▶ _SUPPLIED RECORDS_
________________________________________

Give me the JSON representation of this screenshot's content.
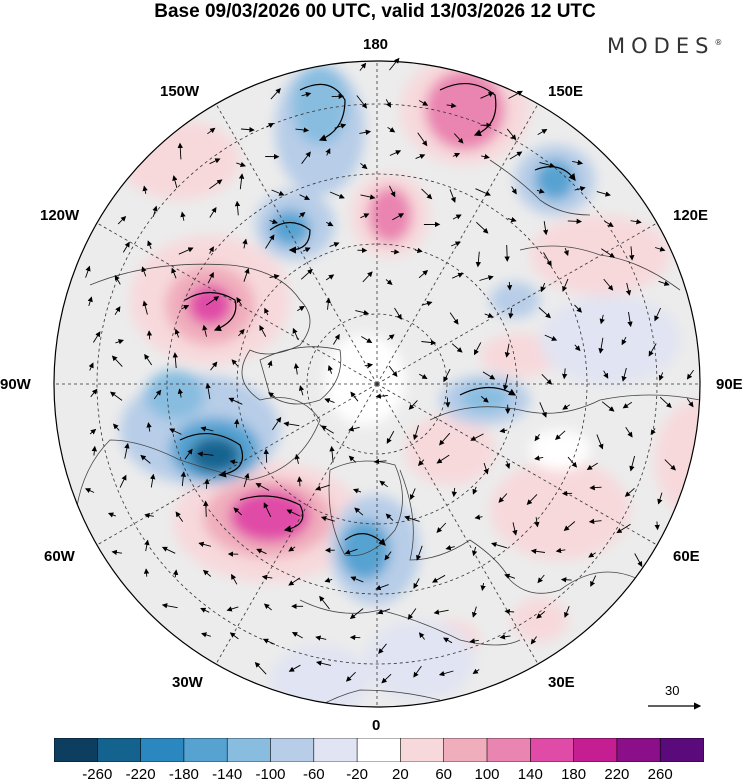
{
  "title": "Base 09/03/2026 00 UTC, valid 13/03/2026 12 UTC",
  "brand": "MODES",
  "brand_mark": "®",
  "longitude_labels": {
    "180": "180",
    "150E": "150E",
    "120E": "120E",
    "90E": "90E",
    "60E": "60E",
    "30E": "30E",
    "0": "0",
    "30W": "30W",
    "60W": "60W",
    "90W": "90W",
    "120W": "120W",
    "150W": "150W"
  },
  "vector_scale_label": "30",
  "colorbar": {
    "ticks": [
      "-260",
      "-220",
      "-180",
      "-140",
      "-100",
      "-60",
      "-20",
      "20",
      "60",
      "100",
      "140",
      "180",
      "220",
      "260"
    ],
    "colors": [
      "#0d3d5f",
      "#14638f",
      "#2b87bf",
      "#56a3d2",
      "#88bde0",
      "#b7cde8",
      "#e1e4f2",
      "#ffffff",
      "#f7d9dc",
      "#f0adbc",
      "#ea84b0",
      "#e04ba7",
      "#c41e92",
      "#8a0f88",
      "#5a0a7a"
    ]
  },
  "chart_data": {
    "type": "heatmap",
    "projection": "north-polar-stereographic",
    "field": "anomaly with wind vectors",
    "value_range": [
      -260,
      260
    ],
    "anomaly_centres": [
      {
        "location": "North Atlantic south of Greenland",
        "sign": "positive",
        "value": 180
      },
      {
        "location": "Hudson Bay / Labrador",
        "sign": "negative",
        "value": -180
      },
      {
        "location": "Alaska / Yukon",
        "sign": "positive",
        "value": 180
      },
      {
        "location": "Bering Sea",
        "sign": "positive",
        "value": 140
      },
      {
        "location": "North Pacific near 180",
        "sign": "negative",
        "value": -140
      },
      {
        "location": "East Siberian Sea",
        "sign": "positive",
        "value": 140
      },
      {
        "location": "Northwest Pacific / Kamchatka",
        "sign": "negative",
        "value": -140
      },
      {
        "location": "Scandinavia / Norwegian Sea",
        "sign": "negative",
        "value": -140
      },
      {
        "location": "Kara Sea",
        "sign": "negative",
        "value": -100
      },
      {
        "location": "Northeast China",
        "sign": "positive",
        "value": 60
      },
      {
        "location": "Central Asia",
        "sign": "positive",
        "value": 60
      }
    ]
  }
}
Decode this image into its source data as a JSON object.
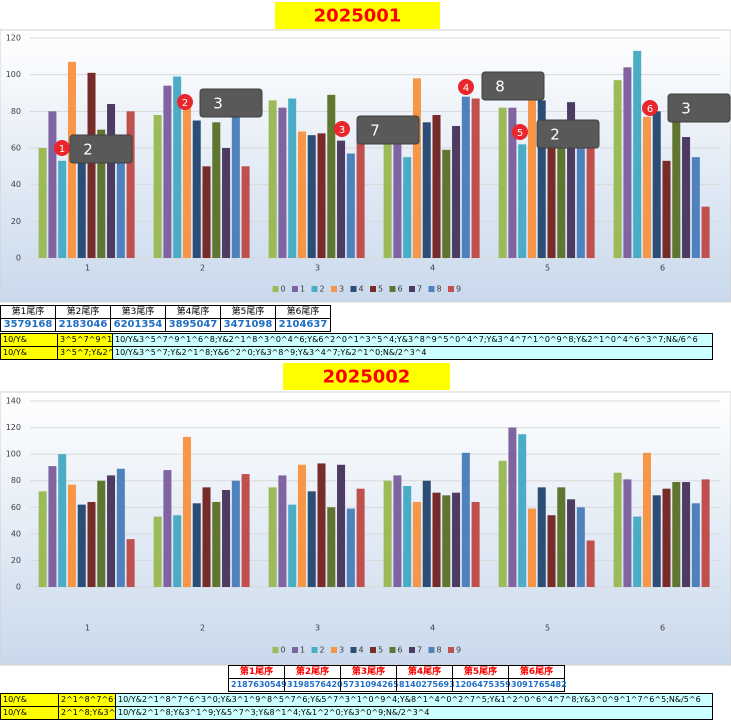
{
  "chart_data": [
    {
      "type": "bar",
      "title": "2025001",
      "categories": [
        "1",
        "2",
        "3",
        "4",
        "5",
        "6"
      ],
      "ylim": [
        0,
        120
      ],
      "yticks": [
        0,
        20,
        40,
        60,
        80,
        100,
        120
      ],
      "grid": true,
      "legend": "bottom",
      "series": [
        {
          "name": "0",
          "color": "#9bbb59",
          "values": [
            60,
            78,
            86,
            75,
            82,
            97
          ]
        },
        {
          "name": "1",
          "color": "#8064a2",
          "values": [
            80,
            94,
            82,
            72,
            82,
            104
          ]
        },
        {
          "name": "2",
          "color": "#4bacc6",
          "values": [
            53,
            99,
            87,
            55,
            62,
            113
          ]
        },
        {
          "name": "3",
          "color": "#f79646",
          "values": [
            107,
            84,
            69,
            98,
            99,
            77
          ]
        },
        {
          "name": "4",
          "color": "#2c4d75",
          "values": [
            67,
            75,
            67,
            74,
            86,
            80
          ]
        },
        {
          "name": "5",
          "color": "#772c2a",
          "values": [
            101,
            50,
            68,
            78,
            62,
            53
          ]
        },
        {
          "name": "6",
          "color": "#5f7530",
          "values": [
            70,
            74,
            89,
            59,
            62,
            76
          ]
        },
        {
          "name": "7",
          "color": "#4d3b62",
          "values": [
            84,
            60,
            64,
            72,
            85,
            66
          ]
        },
        {
          "name": "8",
          "color": "#4f81bd",
          "values": [
            66,
            90,
            57,
            88,
            72,
            55
          ]
        },
        {
          "name": "9",
          "color": "#c0504d",
          "values": [
            80,
            50,
            70,
            87,
            75,
            28
          ]
        }
      ],
      "annotations": [
        {
          "badge": "1",
          "text": "2"
        },
        {
          "badge": "2",
          "text": "3"
        },
        {
          "badge": "3",
          "text": "7"
        },
        {
          "badge": "4",
          "text": "8"
        },
        {
          "badge": "5",
          "text": "2"
        },
        {
          "badge": "6",
          "text": "3"
        }
      ]
    },
    {
      "type": "bar",
      "title": "2025002",
      "categories": [
        "1",
        "2",
        "3",
        "4",
        "5",
        "6"
      ],
      "ylim": [
        0,
        140
      ],
      "yticks": [
        0,
        20,
        40,
        60,
        80,
        100,
        120,
        140
      ],
      "grid": true,
      "legend": "bottom",
      "series": [
        {
          "name": "0",
          "color": "#9bbb59",
          "values": [
            72,
            53,
            75,
            80,
            95,
            86
          ]
        },
        {
          "name": "1",
          "color": "#8064a2",
          "values": [
            91,
            88,
            84,
            84,
            120,
            81
          ]
        },
        {
          "name": "2",
          "color": "#4bacc6",
          "values": [
            100,
            54,
            62,
            76,
            115,
            53
          ]
        },
        {
          "name": "3",
          "color": "#f79646",
          "values": [
            77,
            113,
            92,
            64,
            59,
            101
          ]
        },
        {
          "name": "4",
          "color": "#2c4d75",
          "values": [
            62,
            63,
            72,
            80,
            75,
            69
          ]
        },
        {
          "name": "5",
          "color": "#772c2a",
          "values": [
            64,
            75,
            93,
            71,
            54,
            74
          ]
        },
        {
          "name": "6",
          "color": "#5f7530",
          "values": [
            80,
            64,
            60,
            69,
            75,
            79
          ]
        },
        {
          "name": "7",
          "color": "#4d3b62",
          "values": [
            84,
            73,
            92,
            71,
            66,
            79
          ]
        },
        {
          "name": "8",
          "color": "#4f81bd",
          "values": [
            89,
            80,
            59,
            101,
            60,
            63
          ]
        },
        {
          "name": "9",
          "color": "#c0504d",
          "values": [
            36,
            85,
            74,
            64,
            35,
            81
          ]
        }
      ]
    }
  ],
  "tables": [
    {
      "headers": [
        "第1尾序",
        "第2尾序",
        "第3尾序",
        "第4尾序",
        "第5尾序",
        "第6尾序"
      ],
      "values": [
        "3579168",
        "2183046",
        "6201354",
        "3895047",
        "3471098",
        "2104637"
      ],
      "rows": [
        [
          "10/Y&",
          "3^5^7^9^1^6",
          "10/Y&3^5^7^9^1^6^8;Y&2^1^8^3^0^4^6;Y&6^2^0^1^3^5^4;Y&3^8^9^5^0^4^7;Y&3^4^7^1^0^9^8;Y&2^1^0^4^6^3^7;N&/6^6"
        ],
        [
          "10/Y&",
          "3^5^7;Y&2^1",
          "10/Y&3^5^7;Y&2^1^8;Y&6^2^0;Y&3^8^9;Y&3^4^7;Y&2^1^0;N&/2^3^4"
        ]
      ]
    },
    {
      "headers": [
        "第1尾序",
        "第2尾序",
        "第3尾序",
        "第4尾序",
        "第5尾序",
        "第6尾序"
      ],
      "values": [
        "2187630549",
        "3198576420",
        "5731094265",
        "8140275693",
        "1206475359",
        "3091765482"
      ],
      "rows": [
        [
          "10/Y&",
          "2^1^8^7^6^3",
          "10/Y&2^1^8^7^6^3^0;Y&3^1^9^8^5^7^6;Y&5^7^3^1^0^9^4;Y&8^1^4^0^2^7^5;Y&1^2^0^6^4^7^8;Y&3^0^9^1^7^6^5;N&/5^6"
        ],
        [
          "10/Y&",
          "2^1^8;Y&3^1",
          "10/Y&2^1^8;Y&3^1^9;Y&5^7^3;Y&8^1^4;Y&1^2^0;Y&3^0^9;N&/2^3^4"
        ]
      ]
    }
  ]
}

________________________________________

▶ _BRIEF_
Pick out the lines that have the word "JSON". Copy them all.

▶ _TASK ANSWER_
Give me the JSON representation of this screenshot's content.
Decode this image into its source data as a JSON object.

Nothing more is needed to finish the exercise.